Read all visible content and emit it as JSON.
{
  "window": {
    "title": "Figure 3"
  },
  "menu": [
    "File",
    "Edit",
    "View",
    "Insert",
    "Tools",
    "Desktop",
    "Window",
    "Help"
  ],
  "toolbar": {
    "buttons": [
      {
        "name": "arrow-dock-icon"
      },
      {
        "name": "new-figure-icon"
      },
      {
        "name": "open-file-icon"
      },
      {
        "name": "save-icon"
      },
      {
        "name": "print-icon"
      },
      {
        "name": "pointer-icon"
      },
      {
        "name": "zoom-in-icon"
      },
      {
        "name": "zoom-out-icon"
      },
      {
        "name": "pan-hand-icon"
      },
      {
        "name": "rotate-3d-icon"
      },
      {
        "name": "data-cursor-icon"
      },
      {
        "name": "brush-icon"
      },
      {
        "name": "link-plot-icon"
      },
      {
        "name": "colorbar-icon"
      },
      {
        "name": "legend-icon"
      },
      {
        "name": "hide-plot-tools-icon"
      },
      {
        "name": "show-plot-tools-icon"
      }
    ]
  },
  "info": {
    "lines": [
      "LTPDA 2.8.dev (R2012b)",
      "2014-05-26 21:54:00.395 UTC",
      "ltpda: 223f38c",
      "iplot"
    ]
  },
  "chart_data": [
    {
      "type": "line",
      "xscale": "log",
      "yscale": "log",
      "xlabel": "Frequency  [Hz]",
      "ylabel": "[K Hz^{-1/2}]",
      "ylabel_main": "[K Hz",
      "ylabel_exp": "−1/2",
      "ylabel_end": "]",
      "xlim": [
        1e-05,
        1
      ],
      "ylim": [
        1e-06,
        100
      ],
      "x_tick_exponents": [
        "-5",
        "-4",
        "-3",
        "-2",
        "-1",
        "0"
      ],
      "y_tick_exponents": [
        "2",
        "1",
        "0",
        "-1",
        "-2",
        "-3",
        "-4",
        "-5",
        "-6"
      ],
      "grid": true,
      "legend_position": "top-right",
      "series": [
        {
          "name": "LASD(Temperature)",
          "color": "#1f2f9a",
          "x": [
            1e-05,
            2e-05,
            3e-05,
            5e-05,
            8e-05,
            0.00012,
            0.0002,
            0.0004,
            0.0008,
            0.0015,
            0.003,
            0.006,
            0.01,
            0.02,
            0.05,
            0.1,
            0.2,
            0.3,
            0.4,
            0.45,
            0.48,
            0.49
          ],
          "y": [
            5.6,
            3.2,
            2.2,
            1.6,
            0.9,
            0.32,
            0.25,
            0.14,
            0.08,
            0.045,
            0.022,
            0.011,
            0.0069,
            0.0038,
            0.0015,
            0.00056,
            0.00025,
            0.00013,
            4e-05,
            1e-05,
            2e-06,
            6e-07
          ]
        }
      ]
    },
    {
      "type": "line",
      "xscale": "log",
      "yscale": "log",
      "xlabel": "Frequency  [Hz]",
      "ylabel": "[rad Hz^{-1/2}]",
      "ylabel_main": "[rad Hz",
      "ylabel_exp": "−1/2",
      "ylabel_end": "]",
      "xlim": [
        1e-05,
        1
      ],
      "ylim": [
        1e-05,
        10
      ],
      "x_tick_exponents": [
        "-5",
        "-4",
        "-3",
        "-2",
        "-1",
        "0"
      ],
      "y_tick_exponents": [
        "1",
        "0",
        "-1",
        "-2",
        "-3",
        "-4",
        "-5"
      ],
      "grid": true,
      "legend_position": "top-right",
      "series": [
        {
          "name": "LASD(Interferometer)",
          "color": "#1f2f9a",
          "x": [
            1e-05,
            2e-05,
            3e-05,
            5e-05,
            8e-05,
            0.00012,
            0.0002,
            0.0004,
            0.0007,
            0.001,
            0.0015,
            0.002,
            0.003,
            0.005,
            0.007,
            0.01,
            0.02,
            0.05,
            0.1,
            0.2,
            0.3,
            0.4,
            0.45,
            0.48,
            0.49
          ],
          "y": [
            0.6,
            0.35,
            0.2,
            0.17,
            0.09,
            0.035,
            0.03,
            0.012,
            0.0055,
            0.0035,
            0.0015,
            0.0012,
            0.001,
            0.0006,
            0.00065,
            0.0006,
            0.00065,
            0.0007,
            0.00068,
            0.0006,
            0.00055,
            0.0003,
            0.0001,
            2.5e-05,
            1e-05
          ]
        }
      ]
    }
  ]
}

┄┄┄┄┄┄

- **Short exercise**: Find each line in the records holding the string "LASD" and show it.

- **Exercise result**:
          "name": "LASD(Temperature)",
          "name": "LASD(Interferometer)",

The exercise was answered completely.